_Stored data:_
##############################
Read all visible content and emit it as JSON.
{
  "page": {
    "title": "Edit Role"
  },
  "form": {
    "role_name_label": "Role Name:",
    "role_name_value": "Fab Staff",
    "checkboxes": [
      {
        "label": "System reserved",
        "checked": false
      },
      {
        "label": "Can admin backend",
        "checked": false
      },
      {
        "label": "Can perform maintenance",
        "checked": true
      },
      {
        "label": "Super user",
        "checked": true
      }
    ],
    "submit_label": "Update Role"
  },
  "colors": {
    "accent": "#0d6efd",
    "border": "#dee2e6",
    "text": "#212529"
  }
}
##############################
_Task description:_ Copy the entries above exactly, leaving none out.

_Finished exercise:_
Read all visible content and emit it as JSON.
{
  "page": {
    "title": "Edit Role"
  },
  "form": {
    "role_name_label": "Role Name:",
    "role_name_value": "Fab Staff",
    "checkboxes": [
      {
        "label": "System reserved",
        "checked": false
      },
      {
        "label": "Can admin backend",
        "checked": false
      },
      {
        "label": "Can perform maintenance",
        "checked": true
      },
      {
        "label": "Super user",
        "checked": true
      }
    ],
    "submit_label": "Update Role"
  },
  "colors": {
    "accent": "#0d6efd",
    "border": "#dee2e6",
    "text": "#212529"
  }
}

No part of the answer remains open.